Work to be completed: Locate the word "Bhargava" in the entries below, then gather every line that holds it.
● ● ●
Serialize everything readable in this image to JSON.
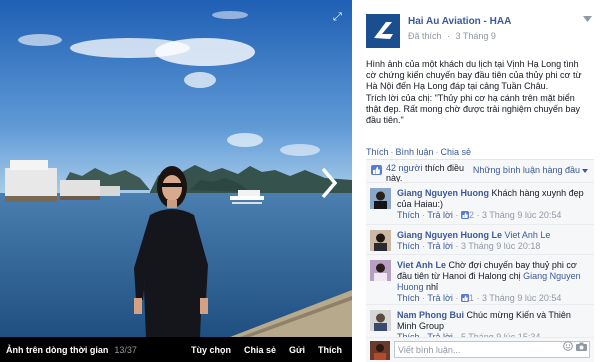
{
  "photo": {
    "album_link": "Ảnh trên dòng thời gian",
    "counter": "13/37",
    "actions": {
      "options": "Tùy chọn",
      "share": "Chia sẻ",
      "send": "Gửi",
      "like": "Thích"
    },
    "colors": {
      "sky_top": "#1f5fb4",
      "sky_bottom": "#8dbde6",
      "sea": "#2a5f93"
    }
  },
  "post": {
    "page_name": "Hai Au Aviation - HAA",
    "liked_label": "Đã thích",
    "dot": "·",
    "date": "3 Tháng 9",
    "caption_lines": [
      "Hình ảnh của một khách du lịch tại Vịnh Hạ Long tình cờ chứng kiến chuyến bay đầu tiên của thủy phi cơ từ Hà Nội đến Hạ Long đáp tại cảng Tuần Châu.",
      "Trích lời của chị: \"Thủy phi cơ hạ cánh trên mặt biển thật đẹp. Rất mong chờ được trải nghiệm chuyến bay đầu tiên.\""
    ],
    "actions": {
      "like": "Thích",
      "comment": "Bình luận",
      "share": "Chia sẻ",
      "sep": "·"
    }
  },
  "likes": {
    "count_link": "42 người",
    "count_text": "thích điều này.",
    "top_comments": "Những bình luận hàng đầu"
  },
  "comments": [
    {
      "author": "Giang Nguyen Huong",
      "text": "Khách hàng xuynh đẹp của Haiau:)",
      "mention": "",
      "text_after": "",
      "like": "Thích",
      "reply": "Trả lời",
      "likes": "2",
      "time": "3 Tháng 9 lúc 20:54"
    },
    {
      "author": "Giang Nguyen Huong Le",
      "text": "",
      "mention": "Viet Anh Le",
      "text_after": "",
      "like": "Thích",
      "reply": "Trả lời",
      "likes": "",
      "time": "3 Tháng 9 lúc 20:18"
    },
    {
      "author": "Viet Anh Le",
      "text": "Chờ đợi chuyến bay thuỷ phi cơ đầu tiên từ Hanoi đi Halong chị",
      "mention": "Giang Nguyen Huong",
      "text_after": "nhỉ",
      "like": "Thích",
      "reply": "Trả lời",
      "likes": "1",
      "time": "3 Tháng 9 lúc 20:54"
    },
    {
      "author": "Nam Phong Bui",
      "text": "Chúc mừng Kiến và Thiên Minh Group",
      "mention": "",
      "text_after": "",
      "like": "Thích",
      "reply": "Trả lời",
      "likes": "",
      "time": "5 Tháng 9 lúc 15:34"
    }
  ],
  "reply": {
    "placeholder": "Viết bình luận..."
  },
  "icons": [
    "expand-icon",
    "next-arrow-icon",
    "chevron-down-icon",
    "like-icon",
    "thumb-icon",
    "camera-icon",
    "emoji-icon"
  ]
}
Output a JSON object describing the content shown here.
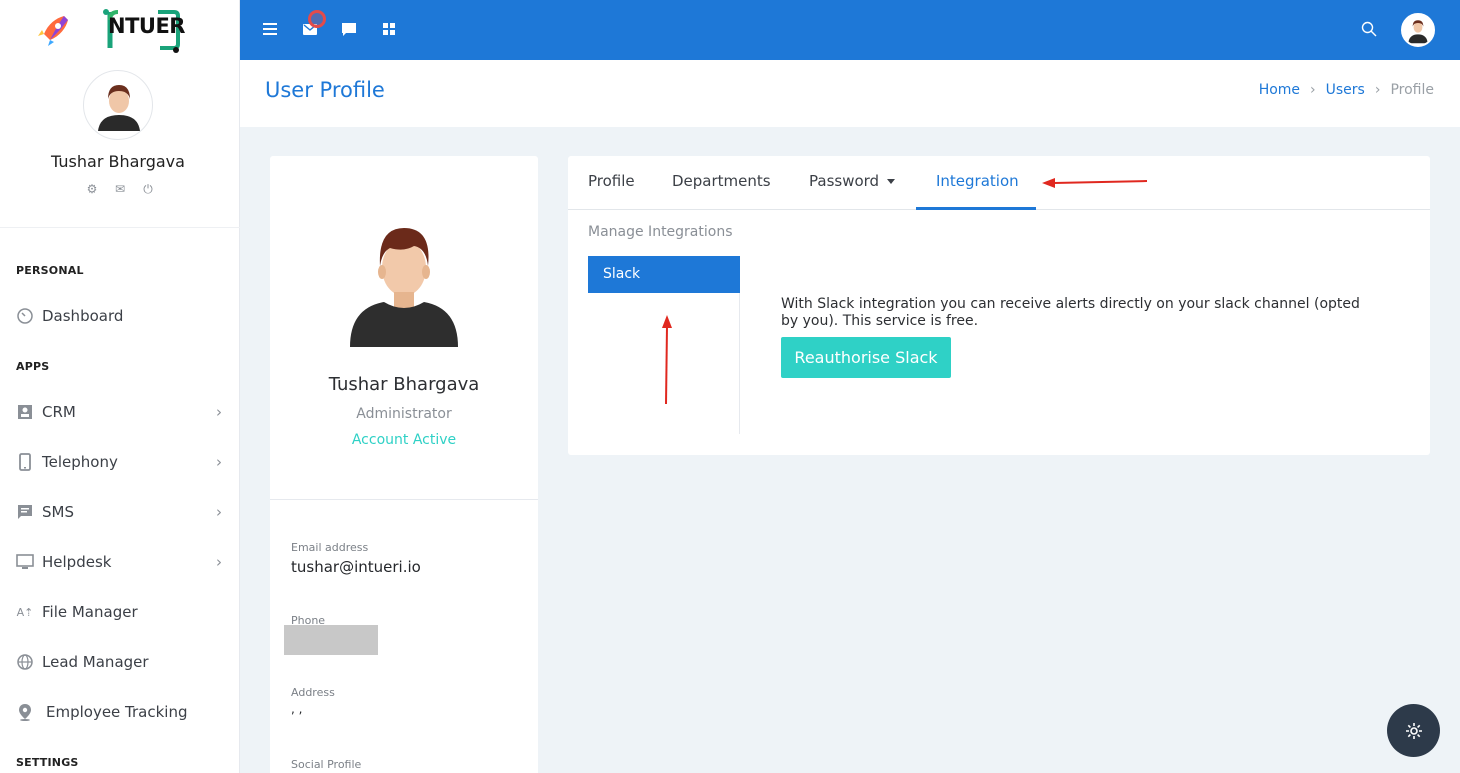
{
  "brand": {
    "logo_text": "NTUER"
  },
  "sidebar": {
    "user_name": "Tushar Bhargava",
    "section_personal": "PERSONAL",
    "section_apps": "APPS",
    "section_settings": "SETTINGS",
    "items": [
      {
        "label": "Dashboard",
        "icon": "dashboard-icon"
      },
      {
        "label": "CRM",
        "icon": "contact-card-icon"
      },
      {
        "label": "Telephony",
        "icon": "phone-icon"
      },
      {
        "label": "SMS",
        "icon": "message-icon"
      },
      {
        "label": "Helpdesk",
        "icon": "monitor-icon"
      },
      {
        "label": "File Manager",
        "icon": "file-upload-icon"
      },
      {
        "label": "Lead Manager",
        "icon": "globe-icon"
      },
      {
        "label": "Employee Tracking",
        "icon": "location-pin-icon"
      }
    ]
  },
  "header": {
    "title": "User Profile",
    "breadcrumb": [
      "Home",
      "Users",
      "Profile"
    ]
  },
  "profile_card": {
    "name": "Tushar Bhargava",
    "role": "Administrator",
    "status": "Account Active",
    "email_label": "Email address",
    "email_value": "tushar@intueri.io",
    "phone_label": "Phone",
    "address_label": "Address",
    "address_value": ", ,",
    "social_label": "Social Profile"
  },
  "integration_card": {
    "tabs": [
      "Profile",
      "Departments",
      "Password",
      "Integration"
    ],
    "active_tab": "Integration",
    "manage_label": "Manage Integrations",
    "menu_items": [
      "Slack"
    ],
    "description": "With Slack integration you can receive alerts directly on your slack channel (opted by you). This service is free.",
    "button_label": "Reauthorise Slack"
  },
  "colors": {
    "primary": "#1e78d7",
    "teal": "#2fd1c6",
    "annotation": "#e0281f"
  }
}
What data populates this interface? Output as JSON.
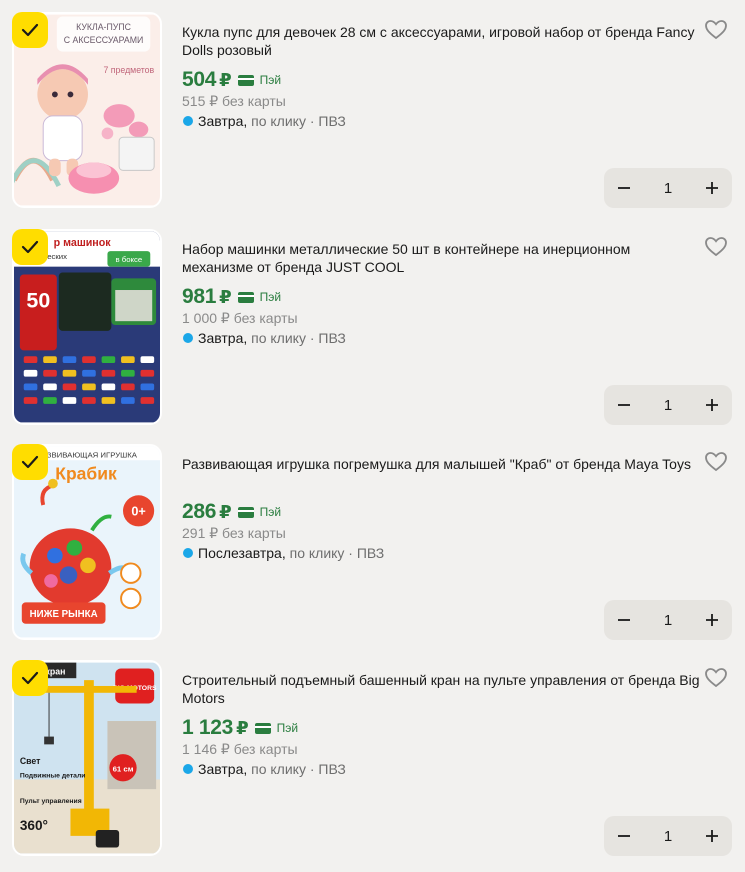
{
  "cart": {
    "items": [
      {
        "title": "Кукла пупс для девочек 28 см с аксессуарами, игровой набор от бренда Fancy Dolls розовый",
        "price": "504",
        "currency": "₽",
        "pay_label": "Пэй",
        "price_no_card": "515 ₽ без карты",
        "delivery_day": "Завтра,",
        "delivery_rest": " по клику · ПВЗ",
        "quantity": "1",
        "image_text": {
          "line1": "КУКЛА-ПУПС",
          "line2": "С АКСЕССУАРАМИ",
          "badge": "7 предметов"
        },
        "checked": true
      },
      {
        "title": "Набор машинки металлические 50 шт в контейнере на инерционном механизме от бренда JUST COOL",
        "price": "981",
        "currency": "₽",
        "pay_label": "Пэй",
        "price_no_card": "1 000 ₽ без карты",
        "delivery_day": "Завтра,",
        "delivery_rest": " по клику · ПВЗ",
        "quantity": "1",
        "image_text": {
          "line1": "р машинок",
          "line2": "ических",
          "badge": "50",
          "badge2": "в боксе"
        },
        "checked": true
      },
      {
        "title": "Развивающая игрушка погремушка для малышей \"Краб\" от бренда Maya Toys",
        "price": "286",
        "currency": "₽",
        "pay_label": "Пэй",
        "price_no_card": "291 ₽ без карты",
        "delivery_day": "Послезавтра,",
        "delivery_rest": " по клику · ПВЗ",
        "quantity": "1",
        "image_text": {
          "line1": "РАЗВИВАЮЩАЯ ИГРУШКА",
          "line2": "Крабик",
          "badge": "0+",
          "banner": "НИЖЕ РЫНКА"
        },
        "checked": true
      },
      {
        "title": "Строительный подъемный башенный кран на пульте управления от бренда Big Motors",
        "price": "1 123",
        "currency": "₽",
        "pay_label": "Пэй",
        "price_no_card": "1 146 ₽ без карты",
        "delivery_day": "Завтра,",
        "delivery_rest": " по клику · ПВЗ",
        "quantity": "1",
        "image_text": {
          "line1": "ный кран",
          "logo": "BIG MOTORS",
          "f1": "Свет",
          "f2": "Подвижные детали",
          "f3": "Пульт управления",
          "f4": "360°",
          "badge": "61 см"
        },
        "checked": true
      }
    ],
    "icons": {
      "check": "checkmark-icon",
      "favorite": "heart-outline-icon",
      "minus": "minus-icon",
      "plus": "plus-icon",
      "pay": "card-icon"
    },
    "colors": {
      "accent_yellow": "#ffdd00",
      "price_green": "#2a7d3f",
      "delivery_dot": "#1ba7e8",
      "background": "#f2f1ef"
    }
  }
}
● ● ●
Full solution:
    "user_name": "Tushar Bhargava",
    "name": "Tushar Bhargava",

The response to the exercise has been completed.